▼
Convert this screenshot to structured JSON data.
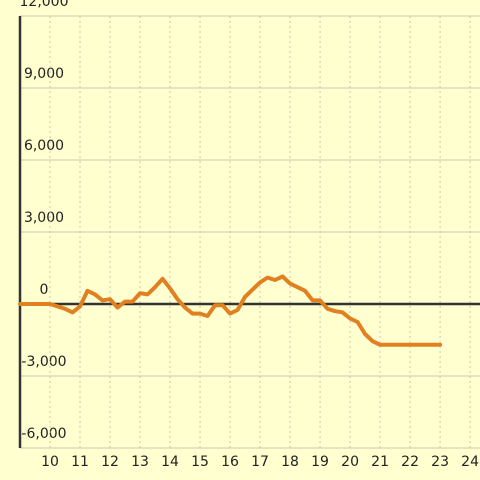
{
  "chart_data": {
    "type": "line",
    "x": [
      9,
      10,
      10.25,
      10.5,
      10.75,
      11,
      11.25,
      11.5,
      11.75,
      12,
      12.25,
      12.5,
      12.75,
      13,
      13.25,
      13.5,
      13.75,
      14,
      14.25,
      14.5,
      14.75,
      15,
      15.25,
      15.5,
      15.75,
      16,
      16.25,
      16.5,
      16.75,
      17,
      17.25,
      17.5,
      17.75,
      18,
      18.25,
      18.5,
      18.75,
      19,
      19.25,
      19.5,
      19.75,
      20,
      20.25,
      20.5,
      20.75,
      21,
      21.25,
      23
    ],
    "values": [
      0,
      0,
      -100,
      -200,
      -350,
      -100,
      550,
      400,
      150,
      200,
      -150,
      100,
      100,
      450,
      400,
      700,
      1050,
      650,
      200,
      -150,
      -400,
      -400,
      -500,
      -50,
      -50,
      -400,
      -250,
      300,
      600,
      900,
      1100,
      1000,
      1150,
      850,
      700,
      550,
      150,
      150,
      -200,
      -300,
      -350,
      -600,
      -750,
      -1250,
      -1550,
      -1700,
      -1700,
      -1700
    ],
    "color": "#e08020",
    "xlim": [
      9,
      24.33
    ],
    "xticks": [
      10,
      11,
      12,
      13,
      14,
      15,
      16,
      17,
      18,
      19,
      20,
      21,
      22,
      23,
      24
    ],
    "ylim": [
      -6000,
      12000
    ],
    "yticks": [
      {
        "value": -6000,
        "label": "-6,000"
      },
      {
        "value": -3000,
        "label": "-3,000"
      },
      0,
      {
        "value": 3000,
        "label": "3,000"
      },
      {
        "value": 6000,
        "label": "6,000"
      },
      {
        "value": 9000,
        "label": "9,000"
      },
      {
        "value": 12000,
        "label": "12,000"
      }
    ],
    "grid": true
  }
}
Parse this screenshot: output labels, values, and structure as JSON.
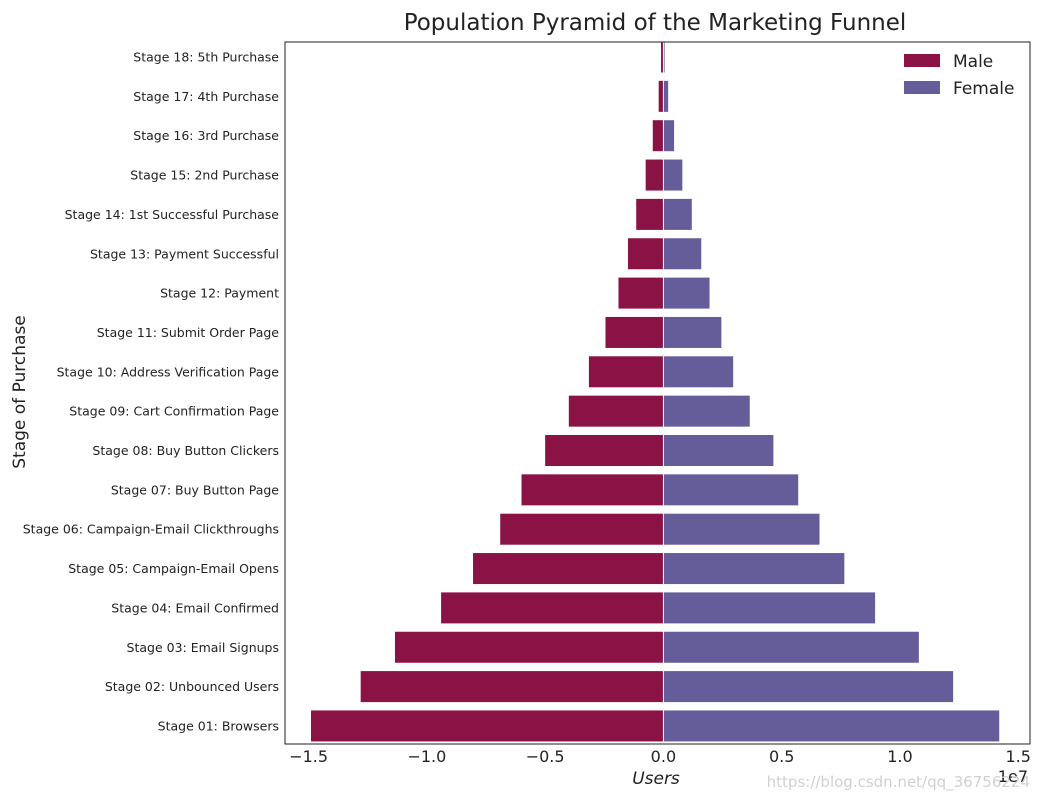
{
  "chart_data": {
    "type": "bar",
    "orientation": "horizontal-diverging",
    "title": "Population Pyramid of the Marketing Funnel",
    "xlabel": "Users",
    "ylabel": "Stage of Purchase",
    "x_offset_text": "1e7",
    "xlim": [
      -1.6,
      1.55
    ],
    "xticks": [
      -1.5,
      -1.0,
      -0.5,
      0.0,
      0.5,
      1.0,
      1.5
    ],
    "xtick_labels": [
      "−1.5",
      "−1.0",
      "−0.5",
      "0.0",
      "0.5",
      "1.0",
      "1.5"
    ],
    "categories": [
      "Stage 18: 5th Purchase",
      "Stage 17: 4th Purchase",
      "Stage 16: 3rd Purchase",
      "Stage 15: 2nd Purchase",
      "Stage 14: 1st Successful Purchase",
      "Stage 13: Payment Successful",
      "Stage 12: Payment",
      "Stage 11: Submit Order Page",
      "Stage 10: Address Verification Page",
      "Stage 09: Cart Confirmation Page",
      "Stage 08: Buy Button Clickers",
      "Stage 07: Buy Button Page",
      "Stage 06: Campaign-Email Clickthroughs",
      "Stage 05: Campaign-Email Opens",
      "Stage 04: Email Confirmed",
      "Stage 03: Email Signups",
      "Stage 02: Unbounced Users",
      "Stage 01: Browsers"
    ],
    "series": [
      {
        "name": "Male",
        "color": "#8b1244",
        "values": [
          -0.01,
          -0.02,
          -0.045,
          -0.075,
          -0.115,
          -0.15,
          -0.19,
          -0.245,
          -0.315,
          -0.4,
          -0.5,
          -0.6,
          -0.69,
          -0.805,
          -0.94,
          -1.135,
          -1.28,
          -1.49
        ]
      },
      {
        "name": "Female",
        "color": "#655c9a",
        "values": [
          0.005,
          0.02,
          0.045,
          0.08,
          0.12,
          0.16,
          0.195,
          0.245,
          0.295,
          0.365,
          0.465,
          0.57,
          0.66,
          0.765,
          0.895,
          1.08,
          1.225,
          1.42
        ]
      }
    ],
    "legend_position": "top-right",
    "grid": false
  },
  "watermark": "https://blog.csdn.net/qq_36756224"
}
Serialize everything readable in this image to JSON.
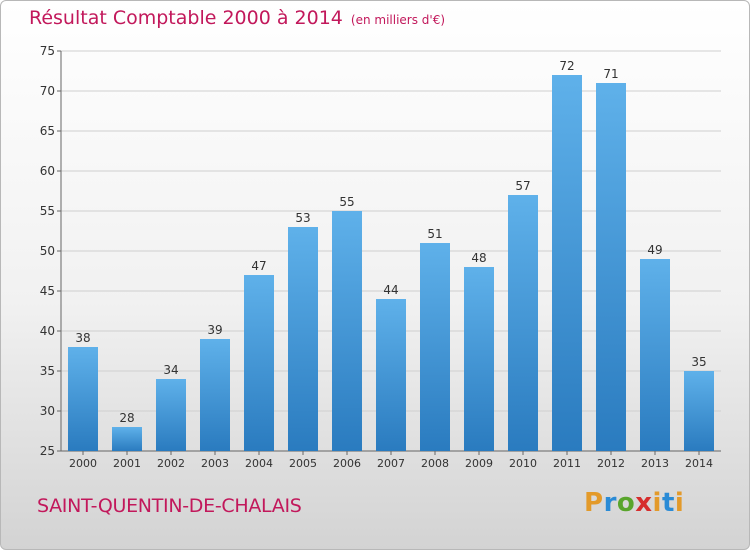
{
  "header": {
    "title": "Résultat Comptable 2000 à 2014",
    "unit": "(en milliers d'€)"
  },
  "footer": {
    "commune": "SAINT-QUENTIN-DE-CHALAIS",
    "logo": "Proxiti"
  },
  "colors": {
    "title": "#c2185b",
    "bar_top": "#5fb1ea",
    "bar_bottom": "#2a7bbf"
  },
  "chart_data": {
    "type": "bar",
    "categories": [
      "2000",
      "2001",
      "2002",
      "2003",
      "2004",
      "2005",
      "2006",
      "2007",
      "2008",
      "2009",
      "2010",
      "2011",
      "2012",
      "2013",
      "2014"
    ],
    "values": [
      38,
      28,
      34,
      39,
      47,
      53,
      55,
      44,
      51,
      48,
      57,
      72,
      71,
      49,
      35
    ],
    "ylim": [
      25,
      75
    ],
    "yticks": [
      25,
      30,
      35,
      40,
      45,
      50,
      55,
      60,
      65,
      70,
      75
    ],
    "grid": true,
    "title": "Résultat Comptable 2000 à 2014",
    "xlabel": "",
    "ylabel": ""
  }
}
▲
Skip the pictures, then retype every line above exactly.

Convert this screenshot to structured JSON data.
{
  "chart_data": {
    "type": "line",
    "x": [
      9,
      10,
      10.25,
      10.5,
      10.75,
      11,
      11.25,
      11.5,
      11.75,
      12,
      12.25,
      12.5,
      12.75,
      13,
      13.25,
      13.5,
      13.75,
      14,
      14.25,
      14.5,
      14.75,
      15,
      15.25,
      15.5,
      15.75,
      16,
      16.25,
      16.5,
      16.75,
      17,
      17.25,
      17.5,
      17.75,
      18,
      18.25,
      18.5,
      18.75,
      19,
      19.25,
      19.5,
      19.75,
      20,
      20.25,
      20.5,
      20.75,
      21,
      21.25,
      23
    ],
    "values": [
      0,
      0,
      -100,
      -200,
      -350,
      -100,
      550,
      400,
      150,
      200,
      -150,
      100,
      100,
      450,
      400,
      700,
      1050,
      650,
      200,
      -150,
      -400,
      -400,
      -500,
      -50,
      -50,
      -400,
      -250,
      300,
      600,
      900,
      1100,
      1000,
      1150,
      850,
      700,
      550,
      150,
      150,
      -200,
      -300,
      -350,
      -600,
      -750,
      -1250,
      -1550,
      -1700,
      -1700,
      -1700
    ],
    "color": "#e08020",
    "xlim": [
      9,
      24.33
    ],
    "xticks": [
      10,
      11,
      12,
      13,
      14,
      15,
      16,
      17,
      18,
      19,
      20,
      21,
      22,
      23,
      24
    ],
    "ylim": [
      -6000,
      12000
    ],
    "yticks": [
      {
        "value": -6000,
        "label": "-6,000"
      },
      {
        "value": -3000,
        "label": "-3,000"
      },
      0,
      {
        "value": 3000,
        "label": "3,000"
      },
      {
        "value": 6000,
        "label": "6,000"
      },
      {
        "value": 9000,
        "label": "9,000"
      },
      {
        "value": 12000,
        "label": "12,000"
      }
    ],
    "grid": true
  }
}
Parse this screenshot: output labels, values, and structure as JSON.
{
  "chart_data": {
    "type": "bar",
    "orientation": "horizontal-diverging",
    "title": "Population Pyramid of the Marketing Funnel",
    "xlabel": "Users",
    "ylabel": "Stage of Purchase",
    "x_offset_text": "1e7",
    "xlim": [
      -1.6,
      1.55
    ],
    "xticks": [
      -1.5,
      -1.0,
      -0.5,
      0.0,
      0.5,
      1.0,
      1.5
    ],
    "xtick_labels": [
      "−1.5",
      "−1.0",
      "−0.5",
      "0.0",
      "0.5",
      "1.0",
      "1.5"
    ],
    "categories": [
      "Stage 18: 5th Purchase",
      "Stage 17: 4th Purchase",
      "Stage 16: 3rd Purchase",
      "Stage 15: 2nd Purchase",
      "Stage 14: 1st Successful Purchase",
      "Stage 13: Payment Successful",
      "Stage 12: Payment",
      "Stage 11: Submit Order Page",
      "Stage 10: Address Verification Page",
      "Stage 09: Cart Confirmation Page",
      "Stage 08: Buy Button Clickers",
      "Stage 07: Buy Button Page",
      "Stage 06: Campaign-Email Clickthroughs",
      "Stage 05: Campaign-Email Opens",
      "Stage 04: Email Confirmed",
      "Stage 03: Email Signups",
      "Stage 02: Unbounced Users",
      "Stage 01: Browsers"
    ],
    "series": [
      {
        "name": "Male",
        "color": "#8b1244",
        "values": [
          -0.01,
          -0.02,
          -0.045,
          -0.075,
          -0.115,
          -0.15,
          -0.19,
          -0.245,
          -0.315,
          -0.4,
          -0.5,
          -0.6,
          -0.69,
          -0.805,
          -0.94,
          -1.135,
          -1.28,
          -1.49
        ]
      },
      {
        "name": "Female",
        "color": "#655c9a",
        "values": [
          0.005,
          0.02,
          0.045,
          0.08,
          0.12,
          0.16,
          0.195,
          0.245,
          0.295,
          0.365,
          0.465,
          0.57,
          0.66,
          0.765,
          0.895,
          1.08,
          1.225,
          1.42
        ]
      }
    ],
    "legend_position": "top-right",
    "grid": false
  },
  "watermark": "https://blog.csdn.net/qq_36756224"
}
Serialize everything readable in this image to JSON.
{
  "header": {
    "title": "Résultat Comptable 2000 à 2014",
    "unit": "(en milliers d'€)"
  },
  "footer": {
    "commune": "SAINT-QUENTIN-DE-CHALAIS",
    "logo": "Proxiti"
  },
  "colors": {
    "title": "#c2185b",
    "bar_top": "#5fb1ea",
    "bar_bottom": "#2a7bbf"
  },
  "chart_data": {
    "type": "bar",
    "categories": [
      "2000",
      "2001",
      "2002",
      "2003",
      "2004",
      "2005",
      "2006",
      "2007",
      "2008",
      "2009",
      "2010",
      "2011",
      "2012",
      "2013",
      "2014"
    ],
    "values": [
      38,
      28,
      34,
      39,
      47,
      53,
      55,
      44,
      51,
      48,
      57,
      72,
      71,
      49,
      35
    ],
    "ylim": [
      25,
      75
    ],
    "yticks": [
      25,
      30,
      35,
      40,
      45,
      50,
      55,
      60,
      65,
      70,
      75
    ],
    "grid": true,
    "title": "Résultat Comptable 2000 à 2014",
    "xlabel": "",
    "ylabel": ""
  }
}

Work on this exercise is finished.